#### Dataset records

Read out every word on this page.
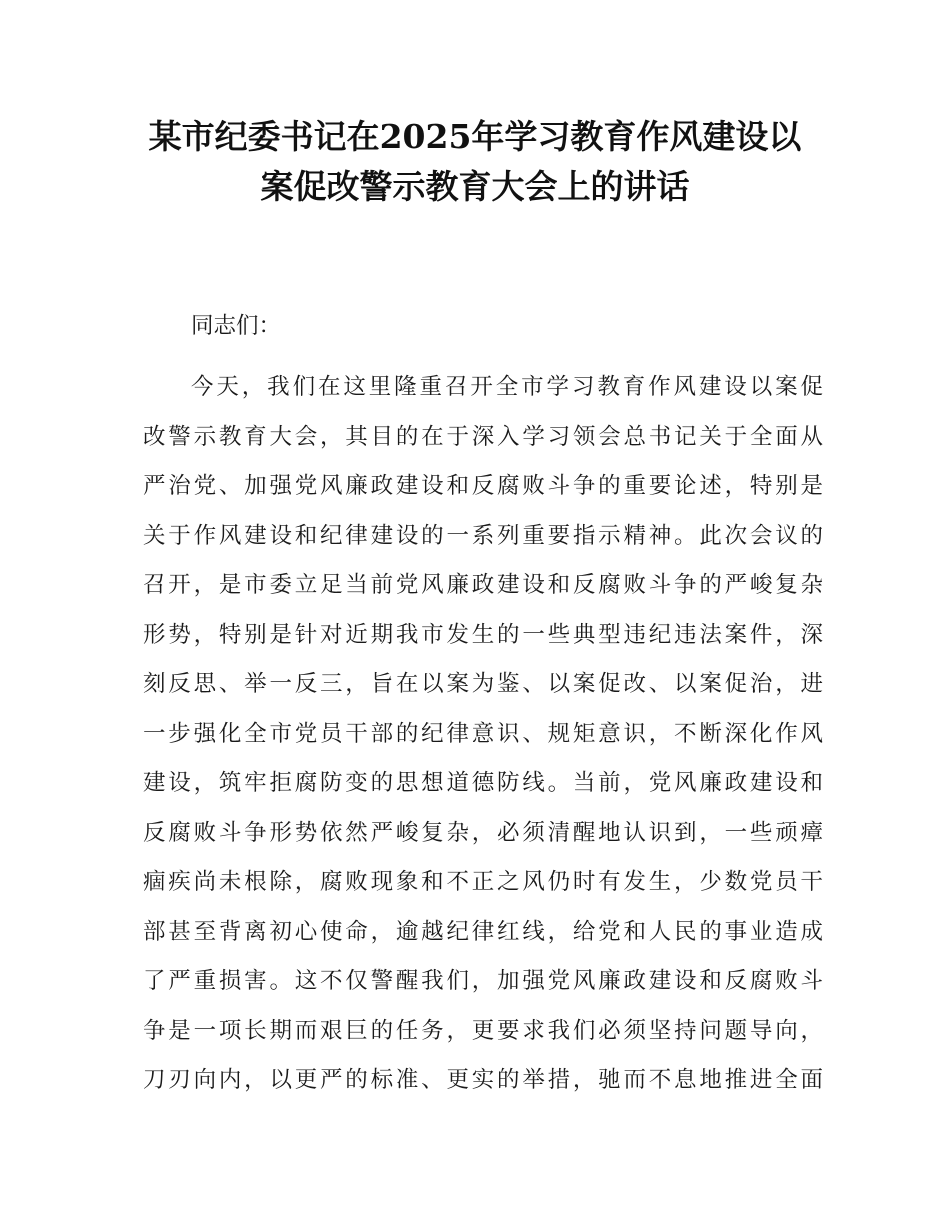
某市纪委书记在2025年学习教育作风建设以
案促改警示教育大会上的讲话

同志们：

今天，我们在这里隆重召开全市学习教育作风建设以案促
改警示教育大会，其目的在于深入学习领会总书记关于全面从
严治党、加强党风廉政建设和反腐败斗争的重要论述，特别是
关于作风建设和纪律建设的一系列重要指示精神。此次会议的
召开，是市委立足当前党风廉政建设和反腐败斗争的严峻复杂
形势，特别是针对近期我市发生的一些典型违纪违法案件，深
刻反思、举一反三，旨在以案为鉴、以案促改、以案促治，进
一步强化全市党员干部的纪律意识、规矩意识，不断深化作风
建设，筑牢拒腐防变的思想道德防线。当前，党风廉政建设和
反腐败斗争形势依然严峻复杂，必须清醒地认识到，一些顽瘴
痼疾尚未根除，腐败现象和不正之风仍时有发生，少数党员干
部甚至背离初心使命，逾越纪律红线，给党和人民的事业造成
了严重损害。这不仅警醒我们，加强党风廉政建设和反腐败斗
争是一项长期而艰巨的任务，更要求我们必须坚持问题导向，
刀刃向内，以更严的标准、更实的举措，驰而不息地推进全面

########

What you are asked to do
Write out the entries again, exactly as given, skipping any images.

Result of this task
Read out every word on this page.
某市纪委书记在2025年学习教育作风建设以
案促改警示教育大会上的讲话

同志们：

今天，我们在这里隆重召开全市学习教育作风建设以案促
改警示教育大会，其目的在于深入学习领会总书记关于全面从
严治党、加强党风廉政建设和反腐败斗争的重要论述，特别是
关于作风建设和纪律建设的一系列重要指示精神。此次会议的
召开，是市委立足当前党风廉政建设和反腐败斗争的严峻复杂
形势，特别是针对近期我市发生的一些典型违纪违法案件，深
刻反思、举一反三，旨在以案为鉴、以案促改、以案促治，进
一步强化全市党员干部的纪律意识、规矩意识，不断深化作风
建设，筑牢拒腐防变的思想道德防线。当前，党风廉政建设和
反腐败斗争形势依然严峻复杂，必须清醒地认识到，一些顽瘴
痼疾尚未根除，腐败现象和不正之风仍时有发生，少数党员干
部甚至背离初心使命，逾越纪律红线，给党和人民的事业造成
了严重损害。这不仅警醒我们，加强党风廉政建设和反腐败斗
争是一项长期而艰巨的任务，更要求我们必须坚持问题导向，
刀刃向内，以更严的标准、更实的举措，驰而不息地推进全面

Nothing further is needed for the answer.